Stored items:
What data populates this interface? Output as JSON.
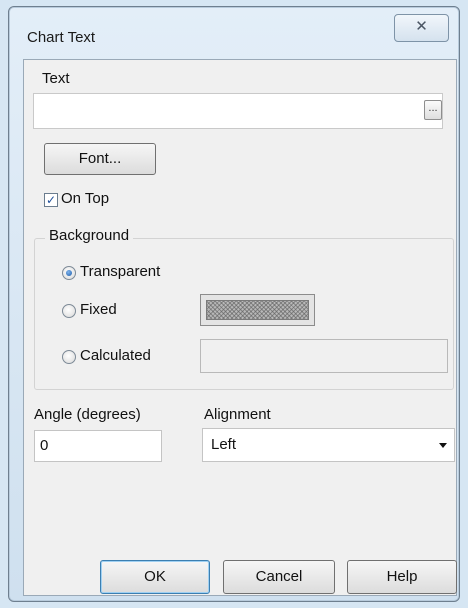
{
  "window": {
    "title": "Chart Text",
    "close_glyph": "✕"
  },
  "text_field": {
    "label": "Text",
    "value": "",
    "browse_label": "..."
  },
  "font_button": {
    "label": "Font..."
  },
  "on_top": {
    "label": "On Top",
    "checked": true,
    "check_glyph": "✓"
  },
  "background": {
    "legend": "Background",
    "options": [
      {
        "label": "Transparent",
        "selected": true
      },
      {
        "label": "Fixed",
        "selected": false
      },
      {
        "label": "Calculated",
        "selected": false
      }
    ],
    "fixed_color": "#b8b8b8",
    "calculated_value": ""
  },
  "angle": {
    "label": "Angle (degrees)",
    "value": "0"
  },
  "alignment": {
    "label": "Alignment",
    "selected": "Left"
  },
  "buttons": {
    "ok": "OK",
    "cancel": "Cancel",
    "help": "Help"
  }
}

**Task brief**
Output the data above without changes, apart from leaving out the pictures.

**Result for this exercise**
What data populates this interface? Output as JSON.
{
  "window": {
    "title": "Chart Text",
    "close_glyph": "✕"
  },
  "text_field": {
    "label": "Text",
    "value": "",
    "browse_label": "..."
  },
  "font_button": {
    "label": "Font..."
  },
  "on_top": {
    "label": "On Top",
    "checked": true,
    "check_glyph": "✓"
  },
  "background": {
    "legend": "Background",
    "options": [
      {
        "label": "Transparent",
        "selected": true
      },
      {
        "label": "Fixed",
        "selected": false
      },
      {
        "label": "Calculated",
        "selected": false
      }
    ],
    "fixed_color": "#b8b8b8",
    "calculated_value": ""
  },
  "angle": {
    "label": "Angle (degrees)",
    "value": "0"
  },
  "alignment": {
    "label": "Alignment",
    "selected": "Left"
  },
  "buttons": {
    "ok": "OK",
    "cancel": "Cancel",
    "help": "Help"
  }
}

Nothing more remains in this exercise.